Wednesday, September 17, 2014
About 18 years ago I became an orphan. I wasn’t even aware of it. My father had just died, and a friend who attended the funeral said, in French, “Et voila. Tu es orphelin...”
The word ‘orphan’ is fraught with Dickensian sentimentality. It is almost always applied to children, particularly small children, who have lost their parents through a monstrous tragedy--an airplane crash, an insurgency, a fire in a nursing home. The word’s origins are straightforward: it is a late Middle English noun derived from the Late Latin orphanus, which means destitute or without parents. The Latin comes from the Greek orphanós, or bereaved.
The term orphan is rarely applied to adults; it has Dickensian overtones and lives in James Michener's home for the poor in Pennsylvania, or John Irving's Cider House. It smacks of tragedy and abuse, and yet it is the fate of most humans.
A true orphan lacks not just mother and father but family as a whole. An abundance of siblings who are alive and well waters orphancy down. So does an excess of money. Orphans, ideally, are small, pale, have runny noses and worn shoes. They exist on the edge of society and are taken care of by draconian trustees who are in it for the bucks and perversions.

Document layout detection data
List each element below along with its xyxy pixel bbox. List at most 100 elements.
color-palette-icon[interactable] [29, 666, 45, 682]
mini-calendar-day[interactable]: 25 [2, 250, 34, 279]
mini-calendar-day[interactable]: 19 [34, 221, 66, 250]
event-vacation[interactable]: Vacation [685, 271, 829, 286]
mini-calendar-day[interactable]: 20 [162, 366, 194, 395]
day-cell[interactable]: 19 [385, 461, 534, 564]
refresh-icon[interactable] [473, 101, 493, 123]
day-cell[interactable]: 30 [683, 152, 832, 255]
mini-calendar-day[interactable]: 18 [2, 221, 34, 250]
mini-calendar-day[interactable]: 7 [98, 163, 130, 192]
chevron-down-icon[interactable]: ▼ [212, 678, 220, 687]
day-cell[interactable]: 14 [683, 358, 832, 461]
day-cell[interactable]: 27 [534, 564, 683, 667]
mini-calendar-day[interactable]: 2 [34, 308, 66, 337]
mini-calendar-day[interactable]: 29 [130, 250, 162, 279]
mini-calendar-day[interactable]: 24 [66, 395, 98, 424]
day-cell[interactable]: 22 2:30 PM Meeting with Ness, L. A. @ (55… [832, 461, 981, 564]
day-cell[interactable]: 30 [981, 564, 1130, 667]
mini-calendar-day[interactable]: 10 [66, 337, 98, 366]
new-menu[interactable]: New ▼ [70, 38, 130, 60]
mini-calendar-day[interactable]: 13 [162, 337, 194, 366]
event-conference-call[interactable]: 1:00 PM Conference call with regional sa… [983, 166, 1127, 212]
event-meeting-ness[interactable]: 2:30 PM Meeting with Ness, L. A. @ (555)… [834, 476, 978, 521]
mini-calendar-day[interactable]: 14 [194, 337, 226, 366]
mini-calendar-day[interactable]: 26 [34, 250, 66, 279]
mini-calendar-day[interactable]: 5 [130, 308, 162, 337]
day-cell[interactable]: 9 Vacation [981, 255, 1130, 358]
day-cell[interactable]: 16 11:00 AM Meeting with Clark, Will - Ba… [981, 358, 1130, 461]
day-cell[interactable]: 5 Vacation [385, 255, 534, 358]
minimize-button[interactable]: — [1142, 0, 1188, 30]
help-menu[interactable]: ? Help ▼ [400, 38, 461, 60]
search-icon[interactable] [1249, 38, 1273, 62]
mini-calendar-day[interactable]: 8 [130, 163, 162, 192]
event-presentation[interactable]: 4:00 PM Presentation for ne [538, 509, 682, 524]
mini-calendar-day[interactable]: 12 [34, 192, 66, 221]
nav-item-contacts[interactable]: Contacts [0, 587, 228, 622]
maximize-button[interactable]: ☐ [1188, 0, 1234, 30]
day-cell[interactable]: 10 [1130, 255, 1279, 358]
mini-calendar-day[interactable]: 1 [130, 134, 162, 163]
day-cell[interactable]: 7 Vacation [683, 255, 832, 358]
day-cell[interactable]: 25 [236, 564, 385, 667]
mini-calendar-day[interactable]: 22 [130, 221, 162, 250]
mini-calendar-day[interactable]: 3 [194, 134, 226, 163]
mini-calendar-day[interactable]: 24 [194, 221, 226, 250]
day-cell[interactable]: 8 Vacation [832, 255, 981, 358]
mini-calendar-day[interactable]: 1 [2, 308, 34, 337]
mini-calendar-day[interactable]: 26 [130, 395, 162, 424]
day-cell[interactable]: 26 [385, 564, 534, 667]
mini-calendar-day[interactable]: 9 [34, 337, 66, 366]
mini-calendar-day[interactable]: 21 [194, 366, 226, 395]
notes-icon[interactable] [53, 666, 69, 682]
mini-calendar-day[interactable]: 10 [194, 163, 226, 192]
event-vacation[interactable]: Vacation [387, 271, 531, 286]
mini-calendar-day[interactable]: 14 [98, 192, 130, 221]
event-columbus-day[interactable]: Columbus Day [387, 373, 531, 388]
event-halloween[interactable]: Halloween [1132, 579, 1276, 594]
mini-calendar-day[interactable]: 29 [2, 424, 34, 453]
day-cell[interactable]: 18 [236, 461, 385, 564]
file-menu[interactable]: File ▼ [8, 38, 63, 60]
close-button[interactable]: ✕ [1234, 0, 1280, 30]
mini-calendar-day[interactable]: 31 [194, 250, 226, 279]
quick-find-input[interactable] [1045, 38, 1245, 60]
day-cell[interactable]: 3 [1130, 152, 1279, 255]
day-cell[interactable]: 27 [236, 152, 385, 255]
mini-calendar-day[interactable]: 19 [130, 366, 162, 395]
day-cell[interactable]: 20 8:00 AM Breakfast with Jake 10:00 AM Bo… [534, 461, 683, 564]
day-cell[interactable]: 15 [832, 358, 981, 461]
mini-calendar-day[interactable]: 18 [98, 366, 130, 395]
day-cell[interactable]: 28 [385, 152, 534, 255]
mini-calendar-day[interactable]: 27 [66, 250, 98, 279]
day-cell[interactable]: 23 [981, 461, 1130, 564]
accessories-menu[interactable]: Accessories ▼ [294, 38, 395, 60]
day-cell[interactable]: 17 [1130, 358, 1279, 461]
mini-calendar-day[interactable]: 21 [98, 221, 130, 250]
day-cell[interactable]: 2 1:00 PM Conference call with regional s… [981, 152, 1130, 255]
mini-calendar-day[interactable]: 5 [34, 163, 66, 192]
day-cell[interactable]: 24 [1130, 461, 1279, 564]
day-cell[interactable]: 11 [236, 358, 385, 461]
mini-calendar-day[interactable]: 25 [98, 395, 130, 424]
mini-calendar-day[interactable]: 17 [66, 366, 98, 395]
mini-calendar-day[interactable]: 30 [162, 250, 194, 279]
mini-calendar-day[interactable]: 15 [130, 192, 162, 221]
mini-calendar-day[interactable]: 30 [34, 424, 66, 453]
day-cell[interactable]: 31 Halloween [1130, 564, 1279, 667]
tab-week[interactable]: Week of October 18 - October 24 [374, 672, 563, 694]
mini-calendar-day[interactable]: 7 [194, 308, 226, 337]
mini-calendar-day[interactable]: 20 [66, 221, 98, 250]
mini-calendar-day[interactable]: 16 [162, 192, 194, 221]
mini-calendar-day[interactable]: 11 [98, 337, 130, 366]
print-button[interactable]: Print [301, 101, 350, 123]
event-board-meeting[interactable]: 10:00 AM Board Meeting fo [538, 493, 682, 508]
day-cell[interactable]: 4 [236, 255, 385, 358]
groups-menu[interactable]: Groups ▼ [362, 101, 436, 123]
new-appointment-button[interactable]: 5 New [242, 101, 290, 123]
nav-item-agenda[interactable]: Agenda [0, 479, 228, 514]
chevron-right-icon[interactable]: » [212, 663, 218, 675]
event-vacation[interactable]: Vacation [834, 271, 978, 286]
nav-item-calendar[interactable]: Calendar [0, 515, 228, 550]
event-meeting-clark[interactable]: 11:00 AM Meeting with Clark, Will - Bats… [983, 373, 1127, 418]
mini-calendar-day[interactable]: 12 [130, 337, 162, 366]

Directions
[a] List the examples of a monstrous tragedy given in the essay about the word "orphan."
[b] Continue the essay about the word "orphan" from its last sentence.

Exercise answers
[a]
- an airplane crash
- an insurgency
- a fire in a nursing home

[b]
But in real life, most orphans have jobs and wives or husbands, children, friends. The fact that they have lost both parents is not, in the word of Oscar Wilde, carelessness. We outlive our parents and not much thought is given to the effect this may have on a grown adult. Personally, I think it's a staggering change in one's life.
For many, many years, I have believed that you cannot be truly free until your parents die--not a popular opinion, I assure you. But I think it's only then that we can fully seek a life of our own without fear of reproach, criticism, disappointment or judgement. Most of us are so imbued with our own parents' expectations that any major decision to be made contains a strain of, "What will mom and dad think?" Often, this alone will sway our choices--we want to be what they wanted us to be, regardless of our own age and desires. More and more, as the elderly live increasingly long lives, we find ourselves taking care of them and--still fearful of their opinions--delaying our own dreams. What happens to a 60-year-old with 90-year-old parents? Sandwiched between having to work and raise children and, once this is done, assuming responsibility for elderly parents, he or she finds that the time to realize one's own expectations has suddenly vanished.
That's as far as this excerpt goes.